■ **Given request**
Copy out each line in the material below that has the word "Emergencia".

■ **Dataset records**

>> BEGIN

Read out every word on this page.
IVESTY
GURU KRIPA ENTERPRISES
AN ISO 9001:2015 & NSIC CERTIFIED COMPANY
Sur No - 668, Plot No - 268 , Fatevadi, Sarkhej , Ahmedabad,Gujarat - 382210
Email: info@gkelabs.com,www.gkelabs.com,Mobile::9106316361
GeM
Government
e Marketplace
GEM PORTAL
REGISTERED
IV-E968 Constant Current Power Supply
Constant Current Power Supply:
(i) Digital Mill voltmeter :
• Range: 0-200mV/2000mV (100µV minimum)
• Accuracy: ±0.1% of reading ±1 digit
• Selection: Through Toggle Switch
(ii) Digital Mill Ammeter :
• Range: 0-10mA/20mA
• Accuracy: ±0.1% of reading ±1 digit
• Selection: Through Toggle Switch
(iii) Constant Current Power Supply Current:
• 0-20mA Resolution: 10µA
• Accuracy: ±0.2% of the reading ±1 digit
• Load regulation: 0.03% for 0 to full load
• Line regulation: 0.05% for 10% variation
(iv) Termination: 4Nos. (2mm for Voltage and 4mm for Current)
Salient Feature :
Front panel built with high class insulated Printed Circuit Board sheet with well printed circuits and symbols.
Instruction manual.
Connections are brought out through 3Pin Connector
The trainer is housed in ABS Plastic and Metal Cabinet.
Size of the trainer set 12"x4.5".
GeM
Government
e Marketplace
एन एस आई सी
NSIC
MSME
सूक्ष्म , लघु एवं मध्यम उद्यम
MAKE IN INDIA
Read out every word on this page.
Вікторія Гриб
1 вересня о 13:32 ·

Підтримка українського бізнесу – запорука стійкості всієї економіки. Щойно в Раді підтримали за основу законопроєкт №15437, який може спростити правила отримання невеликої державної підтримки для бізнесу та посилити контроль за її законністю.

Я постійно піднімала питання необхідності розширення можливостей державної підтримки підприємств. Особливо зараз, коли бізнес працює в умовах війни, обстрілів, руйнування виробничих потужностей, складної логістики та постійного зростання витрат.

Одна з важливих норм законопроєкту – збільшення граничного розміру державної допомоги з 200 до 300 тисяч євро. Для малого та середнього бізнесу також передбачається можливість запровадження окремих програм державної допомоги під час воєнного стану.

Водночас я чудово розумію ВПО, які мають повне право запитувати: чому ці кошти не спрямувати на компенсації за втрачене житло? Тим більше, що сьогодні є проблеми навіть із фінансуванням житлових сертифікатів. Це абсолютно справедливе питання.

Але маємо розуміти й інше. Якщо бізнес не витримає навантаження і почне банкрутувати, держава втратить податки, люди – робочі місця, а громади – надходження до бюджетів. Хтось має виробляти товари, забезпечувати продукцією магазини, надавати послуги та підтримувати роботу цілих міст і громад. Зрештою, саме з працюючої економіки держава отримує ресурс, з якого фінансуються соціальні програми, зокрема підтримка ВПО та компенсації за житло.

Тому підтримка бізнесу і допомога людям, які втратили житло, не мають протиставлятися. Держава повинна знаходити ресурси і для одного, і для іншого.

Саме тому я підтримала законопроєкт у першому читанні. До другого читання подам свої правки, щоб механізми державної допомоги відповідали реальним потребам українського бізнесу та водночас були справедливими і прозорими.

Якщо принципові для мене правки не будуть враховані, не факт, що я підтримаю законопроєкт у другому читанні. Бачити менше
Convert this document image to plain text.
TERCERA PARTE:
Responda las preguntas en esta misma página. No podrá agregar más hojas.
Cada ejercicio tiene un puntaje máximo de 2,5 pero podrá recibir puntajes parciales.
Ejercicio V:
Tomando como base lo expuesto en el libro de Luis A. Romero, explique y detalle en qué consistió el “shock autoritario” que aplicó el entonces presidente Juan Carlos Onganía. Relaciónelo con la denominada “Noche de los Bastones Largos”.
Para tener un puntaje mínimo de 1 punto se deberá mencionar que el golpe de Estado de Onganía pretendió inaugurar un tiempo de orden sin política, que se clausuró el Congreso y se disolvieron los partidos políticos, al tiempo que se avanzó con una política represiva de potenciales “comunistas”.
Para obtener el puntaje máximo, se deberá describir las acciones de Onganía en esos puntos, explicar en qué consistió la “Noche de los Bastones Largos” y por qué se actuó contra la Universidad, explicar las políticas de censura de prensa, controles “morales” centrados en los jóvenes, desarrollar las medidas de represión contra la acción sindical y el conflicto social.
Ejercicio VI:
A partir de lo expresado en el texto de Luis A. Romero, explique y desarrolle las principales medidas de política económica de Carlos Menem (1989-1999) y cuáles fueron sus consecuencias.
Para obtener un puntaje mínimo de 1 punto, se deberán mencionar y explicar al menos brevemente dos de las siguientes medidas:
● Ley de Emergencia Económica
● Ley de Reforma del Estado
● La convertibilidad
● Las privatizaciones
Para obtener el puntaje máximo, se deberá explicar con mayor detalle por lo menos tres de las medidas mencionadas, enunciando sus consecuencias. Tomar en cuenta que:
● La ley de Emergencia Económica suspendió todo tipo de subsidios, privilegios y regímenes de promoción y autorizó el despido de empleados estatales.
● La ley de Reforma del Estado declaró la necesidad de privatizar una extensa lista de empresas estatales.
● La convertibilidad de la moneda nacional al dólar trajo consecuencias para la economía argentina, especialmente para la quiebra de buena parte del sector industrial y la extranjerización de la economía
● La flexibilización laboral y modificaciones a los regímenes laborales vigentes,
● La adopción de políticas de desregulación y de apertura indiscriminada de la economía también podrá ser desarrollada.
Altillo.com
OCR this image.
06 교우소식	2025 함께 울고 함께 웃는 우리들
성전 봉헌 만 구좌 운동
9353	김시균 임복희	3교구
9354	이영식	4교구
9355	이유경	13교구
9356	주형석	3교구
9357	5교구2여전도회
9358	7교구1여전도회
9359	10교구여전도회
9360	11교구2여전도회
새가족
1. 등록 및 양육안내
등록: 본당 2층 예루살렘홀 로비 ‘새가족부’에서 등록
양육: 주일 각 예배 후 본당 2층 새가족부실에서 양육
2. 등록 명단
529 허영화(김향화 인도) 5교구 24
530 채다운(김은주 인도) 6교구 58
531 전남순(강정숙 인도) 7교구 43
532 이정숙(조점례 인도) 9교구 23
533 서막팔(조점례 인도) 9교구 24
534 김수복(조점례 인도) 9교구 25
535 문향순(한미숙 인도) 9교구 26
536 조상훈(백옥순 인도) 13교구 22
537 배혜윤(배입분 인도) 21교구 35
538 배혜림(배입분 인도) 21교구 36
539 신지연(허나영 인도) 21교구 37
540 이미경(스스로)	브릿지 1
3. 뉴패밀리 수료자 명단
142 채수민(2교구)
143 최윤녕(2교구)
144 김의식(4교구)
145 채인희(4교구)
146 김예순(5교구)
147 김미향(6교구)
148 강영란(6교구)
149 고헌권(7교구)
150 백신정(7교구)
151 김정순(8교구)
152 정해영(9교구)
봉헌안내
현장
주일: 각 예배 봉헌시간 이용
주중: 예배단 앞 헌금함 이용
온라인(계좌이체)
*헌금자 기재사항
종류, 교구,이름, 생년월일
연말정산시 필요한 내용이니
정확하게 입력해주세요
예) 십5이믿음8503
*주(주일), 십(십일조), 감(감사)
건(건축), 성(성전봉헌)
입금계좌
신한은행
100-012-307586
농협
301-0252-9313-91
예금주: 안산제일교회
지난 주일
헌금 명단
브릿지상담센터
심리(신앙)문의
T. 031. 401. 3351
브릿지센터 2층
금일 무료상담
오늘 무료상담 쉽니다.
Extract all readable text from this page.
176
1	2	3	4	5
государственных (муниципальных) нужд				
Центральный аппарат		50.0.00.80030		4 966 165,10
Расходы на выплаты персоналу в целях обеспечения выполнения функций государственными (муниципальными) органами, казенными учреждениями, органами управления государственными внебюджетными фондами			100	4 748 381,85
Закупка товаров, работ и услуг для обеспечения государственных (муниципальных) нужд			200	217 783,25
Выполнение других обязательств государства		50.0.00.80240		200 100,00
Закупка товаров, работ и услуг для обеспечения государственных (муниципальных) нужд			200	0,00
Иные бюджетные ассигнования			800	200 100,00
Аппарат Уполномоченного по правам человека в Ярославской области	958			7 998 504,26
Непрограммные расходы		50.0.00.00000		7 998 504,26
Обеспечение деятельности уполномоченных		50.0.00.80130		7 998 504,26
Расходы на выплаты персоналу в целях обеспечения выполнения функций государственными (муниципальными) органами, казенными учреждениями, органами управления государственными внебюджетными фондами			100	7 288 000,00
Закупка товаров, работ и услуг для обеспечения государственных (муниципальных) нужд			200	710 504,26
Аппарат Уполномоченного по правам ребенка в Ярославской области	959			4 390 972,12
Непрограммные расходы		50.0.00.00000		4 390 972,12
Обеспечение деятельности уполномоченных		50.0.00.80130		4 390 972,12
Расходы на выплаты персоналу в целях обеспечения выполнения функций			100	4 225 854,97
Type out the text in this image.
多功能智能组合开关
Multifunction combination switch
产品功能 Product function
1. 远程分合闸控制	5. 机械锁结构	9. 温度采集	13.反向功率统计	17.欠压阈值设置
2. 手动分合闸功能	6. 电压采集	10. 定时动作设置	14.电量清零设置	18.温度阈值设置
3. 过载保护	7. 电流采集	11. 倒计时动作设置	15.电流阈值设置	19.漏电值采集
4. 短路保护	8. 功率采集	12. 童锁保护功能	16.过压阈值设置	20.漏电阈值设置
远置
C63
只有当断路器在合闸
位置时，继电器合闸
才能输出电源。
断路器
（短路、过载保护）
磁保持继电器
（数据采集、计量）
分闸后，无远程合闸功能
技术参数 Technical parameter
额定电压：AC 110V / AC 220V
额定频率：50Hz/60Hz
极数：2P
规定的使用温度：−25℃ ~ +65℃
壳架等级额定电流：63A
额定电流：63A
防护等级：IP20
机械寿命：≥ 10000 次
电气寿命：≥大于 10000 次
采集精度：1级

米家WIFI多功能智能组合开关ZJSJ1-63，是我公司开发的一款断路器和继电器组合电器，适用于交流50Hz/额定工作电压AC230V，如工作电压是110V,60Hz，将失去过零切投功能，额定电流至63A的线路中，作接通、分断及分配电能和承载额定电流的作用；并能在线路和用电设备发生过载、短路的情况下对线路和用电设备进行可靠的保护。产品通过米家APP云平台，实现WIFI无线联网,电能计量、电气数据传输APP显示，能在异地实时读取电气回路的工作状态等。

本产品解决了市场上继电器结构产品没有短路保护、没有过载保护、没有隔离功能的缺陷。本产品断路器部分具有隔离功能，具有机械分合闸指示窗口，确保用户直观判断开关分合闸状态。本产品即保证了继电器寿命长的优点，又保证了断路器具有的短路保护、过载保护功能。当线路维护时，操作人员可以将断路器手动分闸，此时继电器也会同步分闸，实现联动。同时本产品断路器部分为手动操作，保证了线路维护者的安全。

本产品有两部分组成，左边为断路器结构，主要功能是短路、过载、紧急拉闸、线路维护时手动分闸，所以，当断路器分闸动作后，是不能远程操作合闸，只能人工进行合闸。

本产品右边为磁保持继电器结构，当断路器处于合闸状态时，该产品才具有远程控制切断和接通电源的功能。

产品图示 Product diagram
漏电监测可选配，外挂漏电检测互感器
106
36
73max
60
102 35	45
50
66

>> END

■ **Solution to this task**
● Ley de Emergencia Económica
● La ley de Emergencia Económica suspendió todo tipo de subsidios, privilegios y regímenes de promoción y autorizó el despido de empleados estatales.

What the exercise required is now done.